Problem details:
Give only the number of lines in the data that contain the word "Berstung".

Records shown:
◆ ◆ ◆ ◆ ◆ ◆ ◆

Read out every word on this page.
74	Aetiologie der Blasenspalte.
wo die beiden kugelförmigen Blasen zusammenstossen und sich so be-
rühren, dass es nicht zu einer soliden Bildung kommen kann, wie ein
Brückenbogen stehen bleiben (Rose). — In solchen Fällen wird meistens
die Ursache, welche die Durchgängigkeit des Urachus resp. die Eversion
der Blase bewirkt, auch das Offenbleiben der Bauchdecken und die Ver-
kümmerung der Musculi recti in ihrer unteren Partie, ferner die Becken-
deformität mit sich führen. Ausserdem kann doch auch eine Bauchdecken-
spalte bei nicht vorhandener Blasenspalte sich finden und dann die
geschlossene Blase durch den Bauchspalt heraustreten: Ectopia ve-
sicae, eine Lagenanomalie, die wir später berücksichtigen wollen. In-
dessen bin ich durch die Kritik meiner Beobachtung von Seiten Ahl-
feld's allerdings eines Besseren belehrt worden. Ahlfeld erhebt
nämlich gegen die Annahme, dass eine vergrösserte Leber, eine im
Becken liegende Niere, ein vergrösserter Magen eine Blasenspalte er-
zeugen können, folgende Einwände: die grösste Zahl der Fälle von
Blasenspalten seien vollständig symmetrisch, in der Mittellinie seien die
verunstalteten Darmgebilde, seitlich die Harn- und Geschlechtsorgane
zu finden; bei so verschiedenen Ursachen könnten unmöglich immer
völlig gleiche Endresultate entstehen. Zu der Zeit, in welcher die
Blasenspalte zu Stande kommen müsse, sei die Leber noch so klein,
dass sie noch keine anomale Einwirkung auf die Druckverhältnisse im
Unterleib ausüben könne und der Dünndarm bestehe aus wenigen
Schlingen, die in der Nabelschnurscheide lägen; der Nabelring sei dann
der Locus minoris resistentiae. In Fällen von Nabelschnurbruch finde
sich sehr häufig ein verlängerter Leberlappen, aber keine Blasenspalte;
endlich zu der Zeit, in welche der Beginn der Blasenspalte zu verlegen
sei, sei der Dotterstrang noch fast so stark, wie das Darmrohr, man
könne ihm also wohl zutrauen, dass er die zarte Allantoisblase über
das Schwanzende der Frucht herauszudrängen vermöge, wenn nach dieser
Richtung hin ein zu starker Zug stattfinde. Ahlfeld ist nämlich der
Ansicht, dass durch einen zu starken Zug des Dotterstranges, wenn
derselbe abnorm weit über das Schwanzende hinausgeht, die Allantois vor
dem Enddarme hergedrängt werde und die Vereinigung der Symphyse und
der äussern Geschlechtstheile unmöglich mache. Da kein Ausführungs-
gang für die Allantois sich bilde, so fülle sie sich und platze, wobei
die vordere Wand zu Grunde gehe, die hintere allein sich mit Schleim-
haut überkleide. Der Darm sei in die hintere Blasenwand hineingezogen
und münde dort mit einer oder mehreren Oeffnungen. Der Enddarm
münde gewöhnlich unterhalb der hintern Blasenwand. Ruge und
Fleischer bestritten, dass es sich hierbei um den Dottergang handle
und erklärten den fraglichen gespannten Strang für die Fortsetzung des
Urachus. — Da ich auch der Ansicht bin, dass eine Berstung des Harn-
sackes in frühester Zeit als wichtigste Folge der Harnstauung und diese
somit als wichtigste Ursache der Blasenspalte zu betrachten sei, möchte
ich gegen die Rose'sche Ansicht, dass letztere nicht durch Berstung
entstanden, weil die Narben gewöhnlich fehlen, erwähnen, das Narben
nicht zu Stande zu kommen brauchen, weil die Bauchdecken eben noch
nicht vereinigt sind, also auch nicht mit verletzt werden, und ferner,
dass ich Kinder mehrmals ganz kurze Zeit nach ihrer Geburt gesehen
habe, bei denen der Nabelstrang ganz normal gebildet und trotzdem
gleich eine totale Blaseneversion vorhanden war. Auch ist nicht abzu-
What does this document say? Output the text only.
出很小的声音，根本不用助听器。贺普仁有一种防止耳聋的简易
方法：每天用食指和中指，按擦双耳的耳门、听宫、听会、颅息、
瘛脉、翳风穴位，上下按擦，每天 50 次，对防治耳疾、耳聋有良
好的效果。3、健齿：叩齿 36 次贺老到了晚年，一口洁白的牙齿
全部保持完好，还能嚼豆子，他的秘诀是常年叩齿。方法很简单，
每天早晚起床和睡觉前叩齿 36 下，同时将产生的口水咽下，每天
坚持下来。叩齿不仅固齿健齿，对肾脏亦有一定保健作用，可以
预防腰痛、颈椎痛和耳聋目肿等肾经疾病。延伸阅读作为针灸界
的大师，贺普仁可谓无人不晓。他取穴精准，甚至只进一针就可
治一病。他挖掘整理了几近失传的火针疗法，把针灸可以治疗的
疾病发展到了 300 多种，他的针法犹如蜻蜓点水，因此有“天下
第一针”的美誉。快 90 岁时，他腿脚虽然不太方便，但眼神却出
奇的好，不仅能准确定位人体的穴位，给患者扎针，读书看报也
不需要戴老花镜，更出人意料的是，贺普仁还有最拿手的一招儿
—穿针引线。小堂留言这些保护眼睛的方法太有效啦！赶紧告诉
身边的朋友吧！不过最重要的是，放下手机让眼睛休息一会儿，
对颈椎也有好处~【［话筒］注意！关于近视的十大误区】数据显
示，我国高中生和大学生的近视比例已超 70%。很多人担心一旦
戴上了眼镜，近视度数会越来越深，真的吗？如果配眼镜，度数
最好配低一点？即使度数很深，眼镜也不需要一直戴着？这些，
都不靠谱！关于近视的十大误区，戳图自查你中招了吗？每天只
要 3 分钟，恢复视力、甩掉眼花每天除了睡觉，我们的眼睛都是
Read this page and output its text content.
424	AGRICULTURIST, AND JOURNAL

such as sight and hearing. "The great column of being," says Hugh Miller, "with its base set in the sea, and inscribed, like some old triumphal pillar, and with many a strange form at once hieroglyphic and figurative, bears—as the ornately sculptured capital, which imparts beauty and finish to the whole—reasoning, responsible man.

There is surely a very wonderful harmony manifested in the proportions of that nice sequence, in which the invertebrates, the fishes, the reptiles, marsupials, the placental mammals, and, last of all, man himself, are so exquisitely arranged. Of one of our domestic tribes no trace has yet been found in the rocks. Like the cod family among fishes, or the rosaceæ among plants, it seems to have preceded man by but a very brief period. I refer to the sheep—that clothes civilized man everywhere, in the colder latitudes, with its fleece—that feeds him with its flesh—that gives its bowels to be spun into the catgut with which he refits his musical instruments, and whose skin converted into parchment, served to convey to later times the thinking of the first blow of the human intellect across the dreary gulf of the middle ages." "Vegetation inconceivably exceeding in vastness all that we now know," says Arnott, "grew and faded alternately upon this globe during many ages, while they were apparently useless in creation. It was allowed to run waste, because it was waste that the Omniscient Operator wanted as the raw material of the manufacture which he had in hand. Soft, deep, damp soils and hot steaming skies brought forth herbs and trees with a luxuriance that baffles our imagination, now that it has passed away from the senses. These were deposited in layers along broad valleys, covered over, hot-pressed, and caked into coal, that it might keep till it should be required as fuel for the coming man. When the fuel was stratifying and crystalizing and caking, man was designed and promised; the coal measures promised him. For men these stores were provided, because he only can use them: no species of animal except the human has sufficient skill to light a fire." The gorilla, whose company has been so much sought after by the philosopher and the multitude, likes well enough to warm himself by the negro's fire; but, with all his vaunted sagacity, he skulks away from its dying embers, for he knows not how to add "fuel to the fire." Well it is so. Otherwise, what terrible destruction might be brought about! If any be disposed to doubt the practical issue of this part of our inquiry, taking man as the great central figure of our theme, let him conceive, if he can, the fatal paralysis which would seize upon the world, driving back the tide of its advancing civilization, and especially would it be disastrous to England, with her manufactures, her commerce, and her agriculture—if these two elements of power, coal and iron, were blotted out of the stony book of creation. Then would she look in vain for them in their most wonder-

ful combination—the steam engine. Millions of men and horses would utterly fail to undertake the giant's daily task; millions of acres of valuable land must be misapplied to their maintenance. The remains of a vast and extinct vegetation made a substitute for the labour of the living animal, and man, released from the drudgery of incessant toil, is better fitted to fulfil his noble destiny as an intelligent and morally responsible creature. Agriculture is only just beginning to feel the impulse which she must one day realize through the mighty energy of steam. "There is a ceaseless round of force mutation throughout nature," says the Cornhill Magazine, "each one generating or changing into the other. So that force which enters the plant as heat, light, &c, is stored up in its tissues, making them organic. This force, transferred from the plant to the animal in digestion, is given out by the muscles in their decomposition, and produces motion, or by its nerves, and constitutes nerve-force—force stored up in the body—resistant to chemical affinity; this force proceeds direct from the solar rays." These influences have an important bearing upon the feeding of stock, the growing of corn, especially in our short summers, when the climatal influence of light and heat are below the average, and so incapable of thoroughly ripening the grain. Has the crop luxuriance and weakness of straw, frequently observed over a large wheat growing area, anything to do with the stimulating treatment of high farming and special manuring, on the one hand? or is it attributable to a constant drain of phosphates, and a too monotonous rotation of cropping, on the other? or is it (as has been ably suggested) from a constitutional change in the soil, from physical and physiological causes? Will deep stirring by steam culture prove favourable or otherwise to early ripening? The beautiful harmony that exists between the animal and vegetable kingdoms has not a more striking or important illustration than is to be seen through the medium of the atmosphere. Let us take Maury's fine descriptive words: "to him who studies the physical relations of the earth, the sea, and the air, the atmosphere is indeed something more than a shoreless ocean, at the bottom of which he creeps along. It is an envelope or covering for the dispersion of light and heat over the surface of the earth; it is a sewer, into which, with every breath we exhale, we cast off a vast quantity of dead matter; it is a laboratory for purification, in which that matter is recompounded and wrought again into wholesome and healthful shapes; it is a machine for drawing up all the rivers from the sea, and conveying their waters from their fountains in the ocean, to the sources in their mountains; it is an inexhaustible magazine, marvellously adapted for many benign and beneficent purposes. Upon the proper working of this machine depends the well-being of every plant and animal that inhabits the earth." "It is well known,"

◆ ◆ ◆ ◆ ◆ ◆ ◆

Worked solution:
2